_Given records_
● ● ● ● ●

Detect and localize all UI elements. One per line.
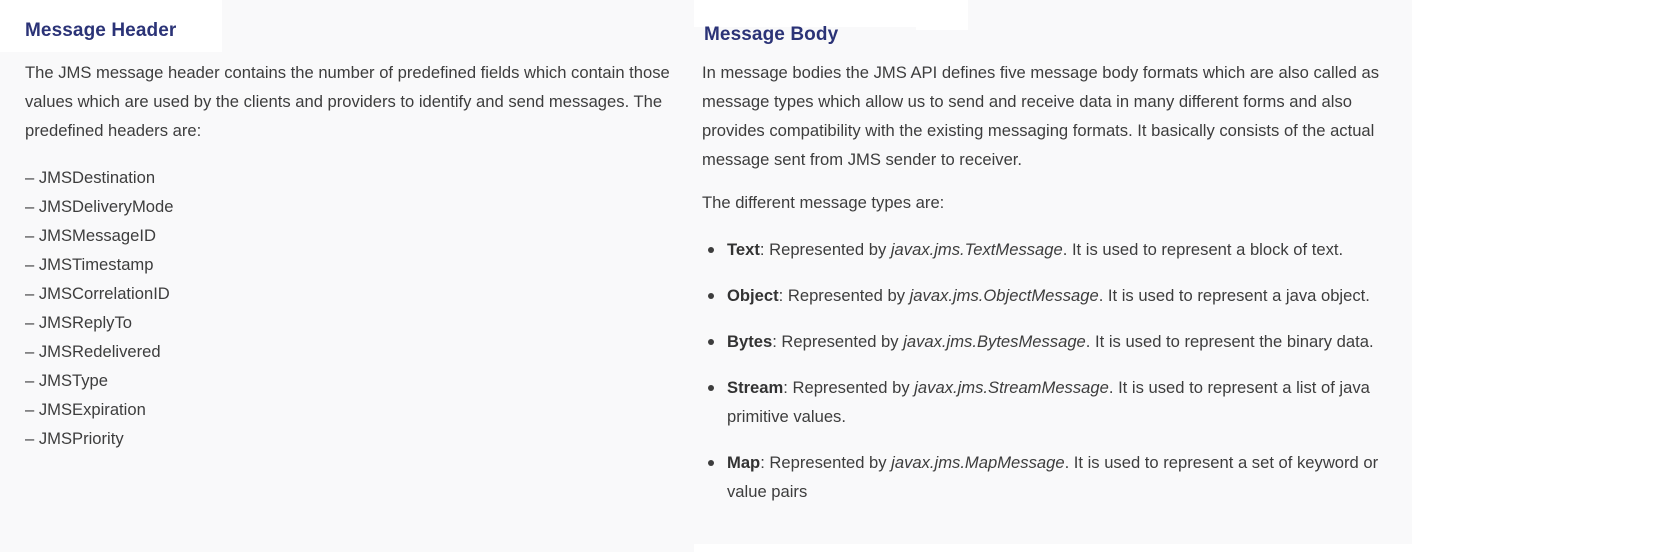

● ● ● ● ●

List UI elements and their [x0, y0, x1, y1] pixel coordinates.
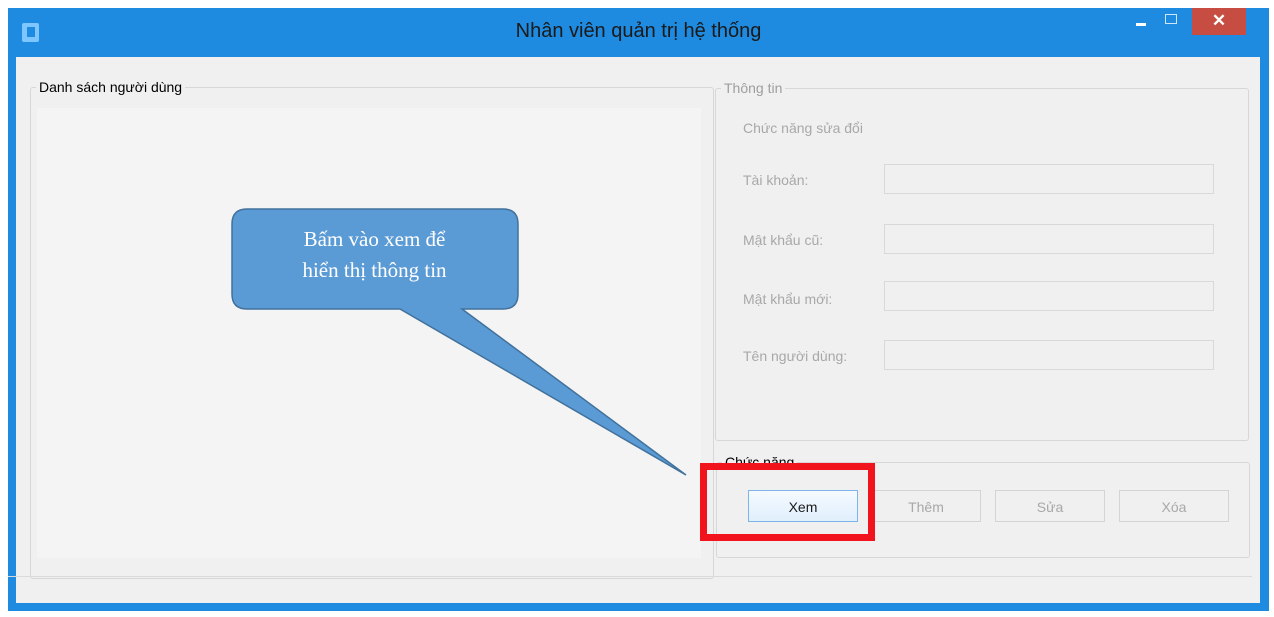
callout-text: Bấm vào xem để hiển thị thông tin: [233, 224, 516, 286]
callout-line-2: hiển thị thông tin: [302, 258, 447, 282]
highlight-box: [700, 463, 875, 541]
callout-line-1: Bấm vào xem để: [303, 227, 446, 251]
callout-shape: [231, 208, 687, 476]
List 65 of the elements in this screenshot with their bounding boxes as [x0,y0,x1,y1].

● ● ● ● ●

_Exercise brief_
Please report each of the rows above that contains the string "elements", matching case exactly, and copy every such line in full.

_Reply to the task_
Detect and localize all UI elements. One per line.
List UI elements and their [x0, y0, x1, y1] pixel coordinates.
List 65 of the elements in this screenshot with their bounding boxes as [x0,y0,x1,y1].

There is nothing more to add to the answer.